**DATA EXTRACT**
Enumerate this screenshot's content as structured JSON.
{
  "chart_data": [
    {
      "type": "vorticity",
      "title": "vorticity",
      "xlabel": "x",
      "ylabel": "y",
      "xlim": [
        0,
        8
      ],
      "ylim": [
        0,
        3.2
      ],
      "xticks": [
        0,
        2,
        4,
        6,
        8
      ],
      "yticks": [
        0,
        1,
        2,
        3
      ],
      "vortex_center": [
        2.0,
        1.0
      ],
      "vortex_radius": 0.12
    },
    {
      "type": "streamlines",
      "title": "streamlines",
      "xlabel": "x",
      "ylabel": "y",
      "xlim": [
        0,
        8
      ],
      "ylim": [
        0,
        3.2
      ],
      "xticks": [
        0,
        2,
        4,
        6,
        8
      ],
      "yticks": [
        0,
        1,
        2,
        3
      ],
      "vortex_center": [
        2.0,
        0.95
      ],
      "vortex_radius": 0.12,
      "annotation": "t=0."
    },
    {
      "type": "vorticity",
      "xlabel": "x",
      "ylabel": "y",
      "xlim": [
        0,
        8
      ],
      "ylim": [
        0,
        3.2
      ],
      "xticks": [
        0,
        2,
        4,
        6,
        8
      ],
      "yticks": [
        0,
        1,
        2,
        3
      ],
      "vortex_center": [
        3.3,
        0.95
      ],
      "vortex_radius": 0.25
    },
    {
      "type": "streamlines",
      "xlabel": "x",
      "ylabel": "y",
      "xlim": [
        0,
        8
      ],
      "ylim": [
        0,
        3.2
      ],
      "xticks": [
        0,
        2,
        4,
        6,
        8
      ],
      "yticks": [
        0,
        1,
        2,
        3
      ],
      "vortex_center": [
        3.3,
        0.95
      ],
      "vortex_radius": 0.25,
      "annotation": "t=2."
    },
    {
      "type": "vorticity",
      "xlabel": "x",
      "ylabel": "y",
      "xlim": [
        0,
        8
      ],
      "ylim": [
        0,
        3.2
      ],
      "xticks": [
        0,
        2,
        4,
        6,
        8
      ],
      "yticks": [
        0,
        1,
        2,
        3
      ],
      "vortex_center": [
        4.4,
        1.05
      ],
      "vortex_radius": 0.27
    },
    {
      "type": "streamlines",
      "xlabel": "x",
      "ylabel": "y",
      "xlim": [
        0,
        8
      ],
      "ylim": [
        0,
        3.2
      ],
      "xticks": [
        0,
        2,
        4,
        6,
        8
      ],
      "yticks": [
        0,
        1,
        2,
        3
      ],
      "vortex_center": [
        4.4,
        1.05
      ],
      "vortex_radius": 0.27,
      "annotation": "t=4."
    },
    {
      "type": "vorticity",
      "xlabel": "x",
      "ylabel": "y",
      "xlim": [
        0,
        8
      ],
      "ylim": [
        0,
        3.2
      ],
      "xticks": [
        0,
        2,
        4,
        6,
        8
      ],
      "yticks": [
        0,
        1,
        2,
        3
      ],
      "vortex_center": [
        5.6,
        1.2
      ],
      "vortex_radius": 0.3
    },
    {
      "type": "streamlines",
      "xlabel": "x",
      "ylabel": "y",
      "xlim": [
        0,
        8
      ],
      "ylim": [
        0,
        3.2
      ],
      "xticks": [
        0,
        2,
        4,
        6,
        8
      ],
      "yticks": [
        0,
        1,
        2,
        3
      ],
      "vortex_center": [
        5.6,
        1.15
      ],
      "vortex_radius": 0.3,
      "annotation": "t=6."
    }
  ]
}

**WHAT IS BEING ASKED**
Write every record out again, unaltered.

**FINAL RESULT**
Enumerate this screenshot's content as structured JSON.
{
  "chart_data": [
    {
      "type": "vorticity",
      "title": "vorticity",
      "xlabel": "x",
      "ylabel": "y",
      "xlim": [
        0,
        8
      ],
      "ylim": [
        0,
        3.2
      ],
      "xticks": [
        0,
        2,
        4,
        6,
        8
      ],
      "yticks": [
        0,
        1,
        2,
        3
      ],
      "vortex_center": [
        2.0,
        1.0
      ],
      "vortex_radius": 0.12
    },
    {
      "type": "streamlines",
      "title": "streamlines",
      "xlabel": "x",
      "ylabel": "y",
      "xlim": [
        0,
        8
      ],
      "ylim": [
        0,
        3.2
      ],
      "xticks": [
        0,
        2,
        4,
        6,
        8
      ],
      "yticks": [
        0,
        1,
        2,
        3
      ],
      "vortex_center": [
        2.0,
        0.95
      ],
      "vortex_radius": 0.12,
      "annotation": "t=0."
    },
    {
      "type": "vorticity",
      "xlabel": "x",
      "ylabel": "y",
      "xlim": [
        0,
        8
      ],
      "ylim": [
        0,
        3.2
      ],
      "xticks": [
        0,
        2,
        4,
        6,
        8
      ],
      "yticks": [
        0,
        1,
        2,
        3
      ],
      "vortex_center": [
        3.3,
        0.95
      ],
      "vortex_radius": 0.25
    },
    {
      "type": "streamlines",
      "xlabel": "x",
      "ylabel": "y",
      "xlim": [
        0,
        8
      ],
      "ylim": [
        0,
        3.2
      ],
      "xticks": [
        0,
        2,
        4,
        6,
        8
      ],
      "yticks": [
        0,
        1,
        2,
        3
      ],
      "vortex_center": [
        3.3,
        0.95
      ],
      "vortex_radius": 0.25,
      "annotation": "t=2."
    },
    {
      "type": "vorticity",
      "xlabel": "x",
      "ylabel": "y",
      "xlim": [
        0,
        8
      ],
      "ylim": [
        0,
        3.2
      ],
      "xticks": [
        0,
        2,
        4,
        6,
        8
      ],
      "yticks": [
        0,
        1,
        2,
        3
      ],
      "vortex_center": [
        4.4,
        1.05
      ],
      "vortex_radius": 0.27
    },
    {
      "type": "streamlines",
      "xlabel": "x",
      "ylabel": "y",
      "xlim": [
        0,
        8
      ],
      "ylim": [
        0,
        3.2
      ],
      "xticks": [
        0,
        2,
        4,
        6,
        8
      ],
      "yticks": [
        0,
        1,
        2,
        3
      ],
      "vortex_center": [
        4.4,
        1.05
      ],
      "vortex_radius": 0.27,
      "annotation": "t=4."
    },
    {
      "type": "vorticity",
      "xlabel": "x",
      "ylabel": "y",
      "xlim": [
        0,
        8
      ],
      "ylim": [
        0,
        3.2
      ],
      "xticks": [
        0,
        2,
        4,
        6,
        8
      ],
      "yticks": [
        0,
        1,
        2,
        3
      ],
      "vortex_center": [
        5.6,
        1.2
      ],
      "vortex_radius": 0.3
    },
    {
      "type": "streamlines",
      "xlabel": "x",
      "ylabel": "y",
      "xlim": [
        0,
        8
      ],
      "ylim": [
        0,
        3.2
      ],
      "xticks": [
        0,
        2,
        4,
        6,
        8
      ],
      "yticks": [
        0,
        1,
        2,
        3
      ],
      "vortex_center": [
        5.6,
        1.15
      ],
      "vortex_radius": 0.3,
      "annotation": "t=6."
    }
  ]
}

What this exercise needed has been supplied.